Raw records
•••

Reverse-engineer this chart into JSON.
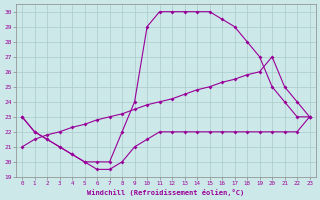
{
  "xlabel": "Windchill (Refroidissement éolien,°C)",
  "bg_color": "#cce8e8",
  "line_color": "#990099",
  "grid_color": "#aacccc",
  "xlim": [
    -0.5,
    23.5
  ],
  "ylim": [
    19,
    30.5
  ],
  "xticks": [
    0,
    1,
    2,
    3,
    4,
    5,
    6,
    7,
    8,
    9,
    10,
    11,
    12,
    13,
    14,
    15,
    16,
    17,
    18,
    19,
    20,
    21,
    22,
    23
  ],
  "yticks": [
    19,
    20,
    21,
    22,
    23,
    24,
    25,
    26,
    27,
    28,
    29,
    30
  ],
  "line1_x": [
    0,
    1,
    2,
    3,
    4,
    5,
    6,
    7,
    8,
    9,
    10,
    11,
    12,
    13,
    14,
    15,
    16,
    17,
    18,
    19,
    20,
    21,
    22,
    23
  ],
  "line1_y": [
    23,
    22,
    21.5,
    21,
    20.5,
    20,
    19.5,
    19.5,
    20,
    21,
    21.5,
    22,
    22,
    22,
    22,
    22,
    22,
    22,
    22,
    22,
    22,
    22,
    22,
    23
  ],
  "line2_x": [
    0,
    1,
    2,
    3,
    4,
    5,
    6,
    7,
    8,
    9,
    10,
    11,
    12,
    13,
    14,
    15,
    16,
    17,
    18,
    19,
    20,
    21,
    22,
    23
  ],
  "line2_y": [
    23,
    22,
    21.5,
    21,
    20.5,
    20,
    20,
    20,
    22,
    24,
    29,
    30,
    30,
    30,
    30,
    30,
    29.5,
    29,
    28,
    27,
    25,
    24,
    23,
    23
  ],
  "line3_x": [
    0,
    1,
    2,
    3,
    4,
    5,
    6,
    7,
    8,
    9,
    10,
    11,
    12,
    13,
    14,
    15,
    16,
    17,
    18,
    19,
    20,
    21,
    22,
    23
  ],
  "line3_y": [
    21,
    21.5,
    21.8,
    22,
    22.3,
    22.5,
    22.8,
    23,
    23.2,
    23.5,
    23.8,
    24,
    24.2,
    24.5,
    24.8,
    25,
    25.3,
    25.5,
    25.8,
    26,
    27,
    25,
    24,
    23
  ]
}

•••

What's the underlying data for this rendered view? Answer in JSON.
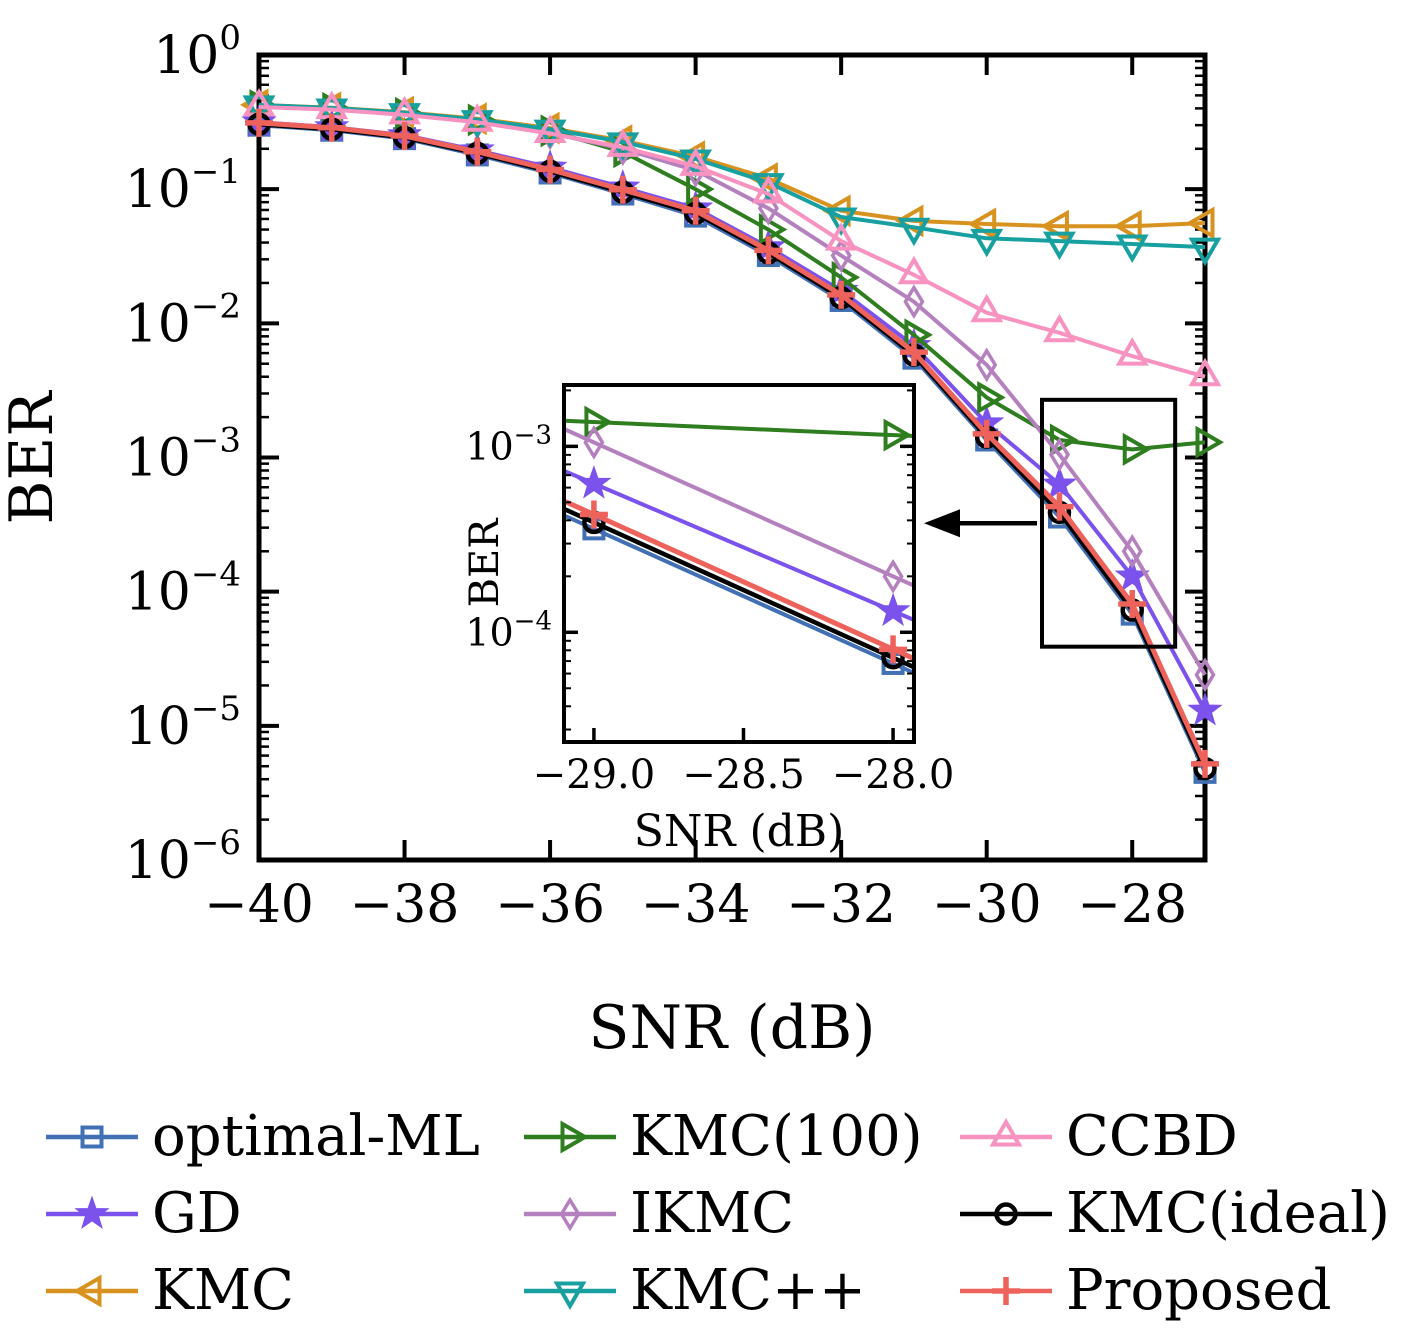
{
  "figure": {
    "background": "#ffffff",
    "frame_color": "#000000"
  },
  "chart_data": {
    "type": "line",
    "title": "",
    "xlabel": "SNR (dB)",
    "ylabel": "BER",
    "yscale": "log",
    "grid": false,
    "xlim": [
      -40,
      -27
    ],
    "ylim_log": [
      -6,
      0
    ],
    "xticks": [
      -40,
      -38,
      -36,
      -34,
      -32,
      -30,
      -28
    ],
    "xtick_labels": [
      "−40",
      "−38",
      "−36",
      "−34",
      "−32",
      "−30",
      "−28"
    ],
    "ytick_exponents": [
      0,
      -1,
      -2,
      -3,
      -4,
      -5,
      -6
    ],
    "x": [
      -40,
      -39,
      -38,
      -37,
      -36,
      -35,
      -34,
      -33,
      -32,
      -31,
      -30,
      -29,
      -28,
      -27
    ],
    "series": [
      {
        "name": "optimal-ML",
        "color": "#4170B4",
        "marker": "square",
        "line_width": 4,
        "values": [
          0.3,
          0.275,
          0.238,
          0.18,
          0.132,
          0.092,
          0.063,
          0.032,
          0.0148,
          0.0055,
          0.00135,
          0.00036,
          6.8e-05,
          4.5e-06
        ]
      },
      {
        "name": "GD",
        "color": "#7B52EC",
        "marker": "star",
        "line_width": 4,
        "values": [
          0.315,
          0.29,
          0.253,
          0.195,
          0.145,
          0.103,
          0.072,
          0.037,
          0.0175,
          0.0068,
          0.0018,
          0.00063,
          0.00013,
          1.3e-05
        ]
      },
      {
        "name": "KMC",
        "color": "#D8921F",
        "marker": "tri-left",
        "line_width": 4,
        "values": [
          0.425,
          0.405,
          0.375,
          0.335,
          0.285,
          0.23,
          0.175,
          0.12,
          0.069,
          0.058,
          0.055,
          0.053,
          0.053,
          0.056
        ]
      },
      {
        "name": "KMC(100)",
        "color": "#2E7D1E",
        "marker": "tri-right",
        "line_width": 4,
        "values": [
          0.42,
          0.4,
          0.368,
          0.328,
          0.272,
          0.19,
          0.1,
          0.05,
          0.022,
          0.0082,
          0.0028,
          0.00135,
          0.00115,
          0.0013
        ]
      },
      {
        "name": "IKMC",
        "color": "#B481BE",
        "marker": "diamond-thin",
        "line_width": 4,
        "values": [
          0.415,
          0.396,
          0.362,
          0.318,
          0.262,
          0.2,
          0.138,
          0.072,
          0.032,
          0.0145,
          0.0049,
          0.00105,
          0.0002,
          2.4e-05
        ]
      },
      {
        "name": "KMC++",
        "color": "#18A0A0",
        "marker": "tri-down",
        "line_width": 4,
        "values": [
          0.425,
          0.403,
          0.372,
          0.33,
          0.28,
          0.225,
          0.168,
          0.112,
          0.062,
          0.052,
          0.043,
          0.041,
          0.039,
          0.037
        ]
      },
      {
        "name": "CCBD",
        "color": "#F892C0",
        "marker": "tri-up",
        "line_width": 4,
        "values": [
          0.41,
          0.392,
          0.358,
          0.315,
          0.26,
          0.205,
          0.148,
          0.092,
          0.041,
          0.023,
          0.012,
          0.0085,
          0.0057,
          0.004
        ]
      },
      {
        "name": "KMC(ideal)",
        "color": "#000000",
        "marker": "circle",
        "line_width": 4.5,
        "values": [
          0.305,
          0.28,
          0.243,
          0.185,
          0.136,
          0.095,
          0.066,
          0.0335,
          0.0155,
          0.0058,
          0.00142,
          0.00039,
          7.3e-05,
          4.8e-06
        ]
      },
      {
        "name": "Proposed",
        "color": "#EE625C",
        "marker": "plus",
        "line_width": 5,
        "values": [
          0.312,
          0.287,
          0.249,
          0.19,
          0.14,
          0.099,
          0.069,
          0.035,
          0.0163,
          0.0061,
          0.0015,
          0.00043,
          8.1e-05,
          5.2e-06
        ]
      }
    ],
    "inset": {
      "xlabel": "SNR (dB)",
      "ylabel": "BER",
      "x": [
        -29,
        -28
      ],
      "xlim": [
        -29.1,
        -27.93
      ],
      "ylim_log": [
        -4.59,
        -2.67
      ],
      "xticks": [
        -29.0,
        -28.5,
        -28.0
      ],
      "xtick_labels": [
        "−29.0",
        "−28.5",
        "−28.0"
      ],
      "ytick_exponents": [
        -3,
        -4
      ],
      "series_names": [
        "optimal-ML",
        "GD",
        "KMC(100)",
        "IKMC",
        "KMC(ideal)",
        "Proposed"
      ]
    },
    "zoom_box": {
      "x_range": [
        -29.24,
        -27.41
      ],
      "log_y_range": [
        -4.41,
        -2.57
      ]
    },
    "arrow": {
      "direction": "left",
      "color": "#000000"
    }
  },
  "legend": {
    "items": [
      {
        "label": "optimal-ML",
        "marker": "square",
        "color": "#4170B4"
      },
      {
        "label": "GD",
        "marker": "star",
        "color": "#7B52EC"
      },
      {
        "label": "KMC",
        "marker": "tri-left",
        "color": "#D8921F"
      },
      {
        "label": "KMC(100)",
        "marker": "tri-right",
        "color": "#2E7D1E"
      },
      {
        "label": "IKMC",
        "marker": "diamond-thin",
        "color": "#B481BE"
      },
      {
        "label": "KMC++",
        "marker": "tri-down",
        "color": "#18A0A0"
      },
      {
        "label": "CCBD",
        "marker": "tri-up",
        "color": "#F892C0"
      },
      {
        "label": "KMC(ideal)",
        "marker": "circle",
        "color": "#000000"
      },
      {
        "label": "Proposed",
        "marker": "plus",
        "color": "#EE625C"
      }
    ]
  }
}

•••

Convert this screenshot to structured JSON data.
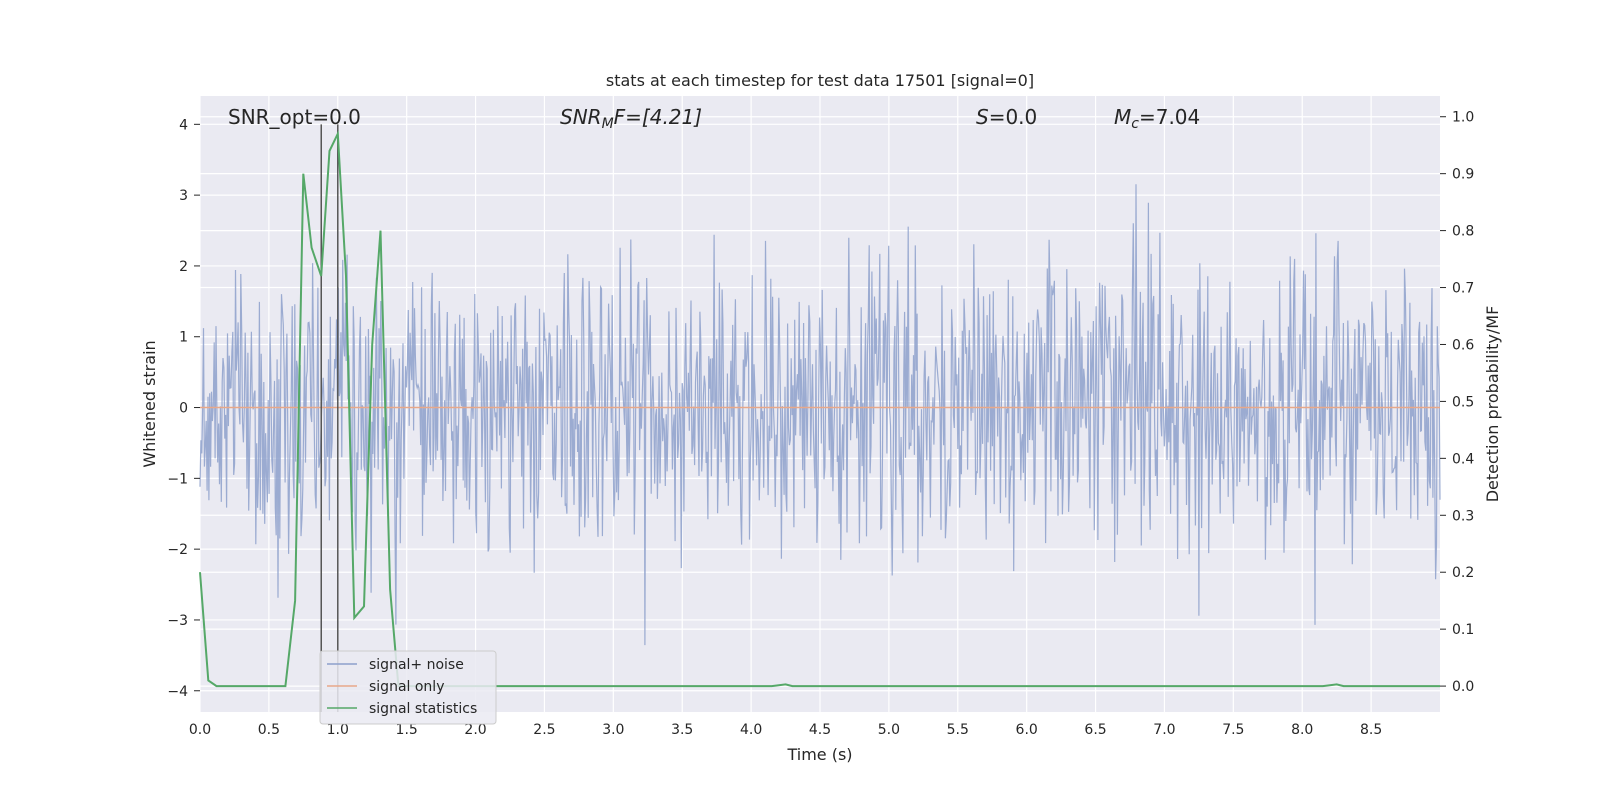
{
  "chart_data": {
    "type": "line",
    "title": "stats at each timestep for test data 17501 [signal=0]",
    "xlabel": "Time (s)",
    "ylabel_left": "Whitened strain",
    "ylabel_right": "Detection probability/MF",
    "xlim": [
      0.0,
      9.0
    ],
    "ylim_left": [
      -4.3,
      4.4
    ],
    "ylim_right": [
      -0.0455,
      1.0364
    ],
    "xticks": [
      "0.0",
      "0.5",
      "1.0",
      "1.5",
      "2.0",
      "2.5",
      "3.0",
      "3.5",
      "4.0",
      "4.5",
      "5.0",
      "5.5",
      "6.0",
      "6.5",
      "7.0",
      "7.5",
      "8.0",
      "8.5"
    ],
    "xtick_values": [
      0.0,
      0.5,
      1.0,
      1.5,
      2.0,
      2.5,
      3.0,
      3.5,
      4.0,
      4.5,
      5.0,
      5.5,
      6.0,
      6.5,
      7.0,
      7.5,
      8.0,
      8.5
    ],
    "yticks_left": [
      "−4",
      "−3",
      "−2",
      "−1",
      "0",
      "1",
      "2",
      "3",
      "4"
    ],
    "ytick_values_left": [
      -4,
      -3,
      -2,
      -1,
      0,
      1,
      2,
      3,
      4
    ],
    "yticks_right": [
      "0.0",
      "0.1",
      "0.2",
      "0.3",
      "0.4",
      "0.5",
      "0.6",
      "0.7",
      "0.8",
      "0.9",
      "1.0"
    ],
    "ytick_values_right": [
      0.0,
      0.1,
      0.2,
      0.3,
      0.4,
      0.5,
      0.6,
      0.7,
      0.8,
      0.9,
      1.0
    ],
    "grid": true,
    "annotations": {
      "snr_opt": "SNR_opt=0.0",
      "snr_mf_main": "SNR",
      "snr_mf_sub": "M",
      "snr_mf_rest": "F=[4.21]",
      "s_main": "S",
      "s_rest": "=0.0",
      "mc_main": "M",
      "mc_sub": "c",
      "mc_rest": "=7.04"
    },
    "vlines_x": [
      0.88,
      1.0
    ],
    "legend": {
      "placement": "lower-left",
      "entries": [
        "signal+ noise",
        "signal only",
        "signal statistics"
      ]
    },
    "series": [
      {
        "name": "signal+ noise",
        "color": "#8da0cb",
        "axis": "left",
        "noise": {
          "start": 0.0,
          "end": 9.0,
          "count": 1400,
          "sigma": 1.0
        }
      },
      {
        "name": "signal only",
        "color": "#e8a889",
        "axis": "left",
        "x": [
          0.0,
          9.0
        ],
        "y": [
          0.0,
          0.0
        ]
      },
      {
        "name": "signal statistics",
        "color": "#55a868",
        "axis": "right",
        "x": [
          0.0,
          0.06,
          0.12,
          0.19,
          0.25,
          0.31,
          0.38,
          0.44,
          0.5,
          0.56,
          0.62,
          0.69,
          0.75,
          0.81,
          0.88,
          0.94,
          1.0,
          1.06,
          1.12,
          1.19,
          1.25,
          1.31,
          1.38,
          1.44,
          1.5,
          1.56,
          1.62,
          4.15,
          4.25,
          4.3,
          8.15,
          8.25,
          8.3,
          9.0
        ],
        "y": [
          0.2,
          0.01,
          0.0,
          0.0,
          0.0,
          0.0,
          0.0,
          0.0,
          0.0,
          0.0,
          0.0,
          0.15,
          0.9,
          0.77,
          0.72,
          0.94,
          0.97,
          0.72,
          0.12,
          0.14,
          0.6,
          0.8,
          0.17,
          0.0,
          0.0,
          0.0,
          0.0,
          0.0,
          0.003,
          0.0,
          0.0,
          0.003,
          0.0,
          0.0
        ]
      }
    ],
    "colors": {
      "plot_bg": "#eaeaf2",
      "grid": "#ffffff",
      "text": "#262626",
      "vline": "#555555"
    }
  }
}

•••

Take every line from the records above that has the word "xlabel" and copy it.

  "xlabel": "Windchill (Refroidissement éolien,°C)",
    "xlabel": "SNR (dB)",
      "xlabel": "SNR (dB)",
    "xlabel": "Time (s)",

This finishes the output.